Excerpt from a dataset
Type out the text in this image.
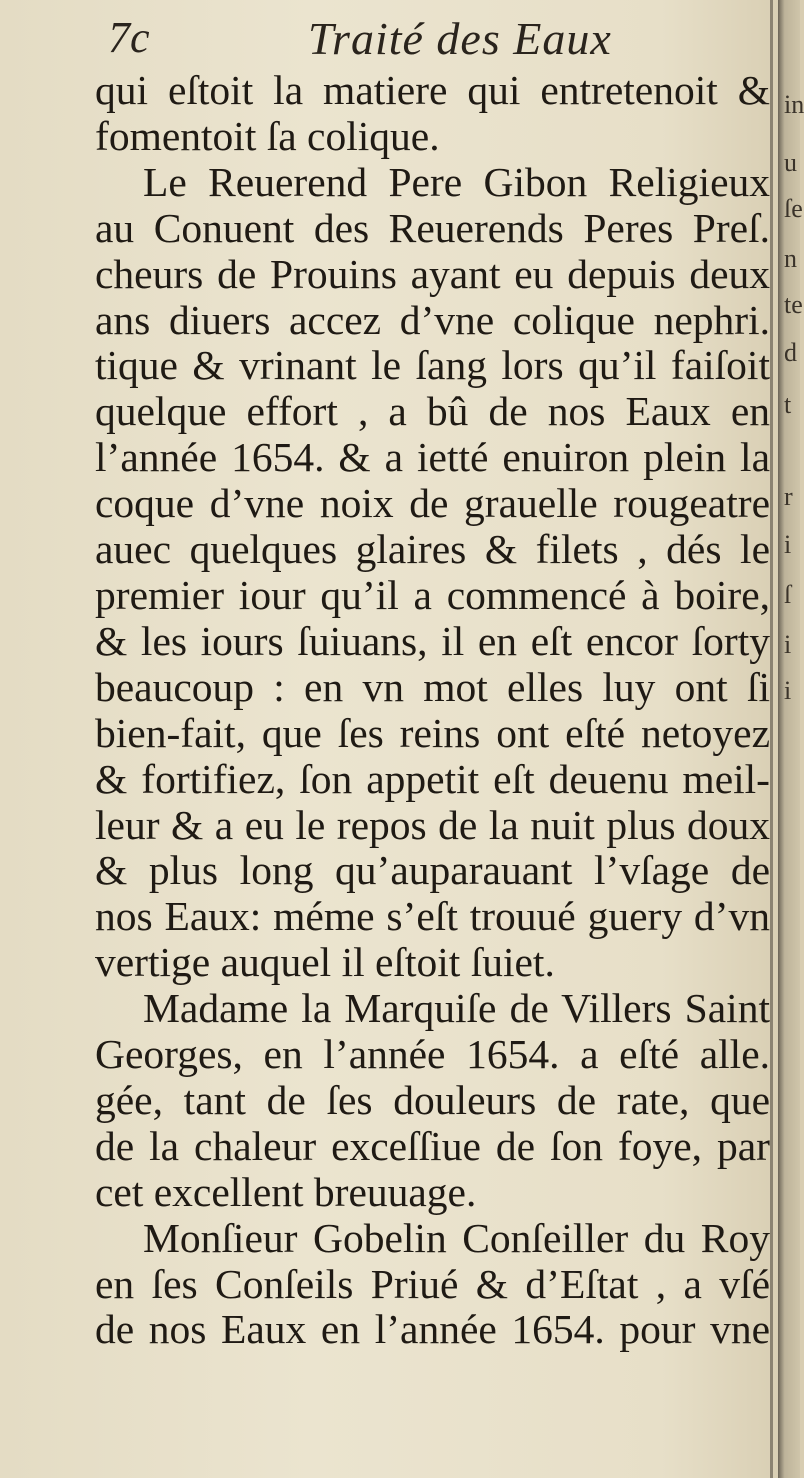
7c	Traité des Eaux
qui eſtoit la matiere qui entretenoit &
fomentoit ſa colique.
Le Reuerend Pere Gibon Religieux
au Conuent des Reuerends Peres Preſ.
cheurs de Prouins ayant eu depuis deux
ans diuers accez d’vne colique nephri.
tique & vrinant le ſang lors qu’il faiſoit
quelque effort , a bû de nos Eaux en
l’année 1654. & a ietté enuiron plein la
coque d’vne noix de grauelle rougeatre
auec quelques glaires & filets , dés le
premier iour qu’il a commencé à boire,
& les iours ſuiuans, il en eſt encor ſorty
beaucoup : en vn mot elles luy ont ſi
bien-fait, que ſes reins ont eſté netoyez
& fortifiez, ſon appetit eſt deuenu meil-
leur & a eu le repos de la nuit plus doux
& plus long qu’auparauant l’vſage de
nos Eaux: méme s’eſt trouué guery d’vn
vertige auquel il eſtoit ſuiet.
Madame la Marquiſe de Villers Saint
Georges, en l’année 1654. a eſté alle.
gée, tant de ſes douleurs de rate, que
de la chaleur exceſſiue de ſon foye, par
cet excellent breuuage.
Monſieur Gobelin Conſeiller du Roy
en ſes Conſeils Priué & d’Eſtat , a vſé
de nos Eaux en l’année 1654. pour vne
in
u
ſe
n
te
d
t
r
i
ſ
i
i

▶ **WHAT THE EXERCISE ASKS**: Give all the entries again exactly, dropping each picture.

▶ **THE RESULT**:
Type out the text in this image.
7c	Traité des Eaux
qui eſtoit la matiere qui entretenoit &
fomentoit ſa colique.
Le Reuerend Pere Gibon Religieux
au Conuent des Reuerends Peres Preſ.
cheurs de Prouins ayant eu depuis deux
ans diuers accez d’vne colique nephri.
tique & vrinant le ſang lors qu’il faiſoit
quelque effort , a bû de nos Eaux en
l’année 1654. & a ietté enuiron plein la
coque d’vne noix de grauelle rougeatre
auec quelques glaires & filets , dés le
premier iour qu’il a commencé à boire,
& les iours ſuiuans, il en eſt encor ſorty
beaucoup : en vn mot elles luy ont ſi
bien-fait, que ſes reins ont eſté netoyez
& fortifiez, ſon appetit eſt deuenu meil-
leur & a eu le repos de la nuit plus doux
& plus long qu’auparauant l’vſage de
nos Eaux: méme s’eſt trouué guery d’vn
vertige auquel il eſtoit ſuiet.
Madame la Marquiſe de Villers Saint
Georges, en l’année 1654. a eſté alle.
gée, tant de ſes douleurs de rate, que
de la chaleur exceſſiue de ſon foye, par
cet excellent breuuage.
Monſieur Gobelin Conſeiller du Roy
en ſes Conſeils Priué & d’Eſtat , a vſé
de nos Eaux en l’année 1654. pour vne
in
u
ſe
n
te
d
t
r
i
ſ
i
i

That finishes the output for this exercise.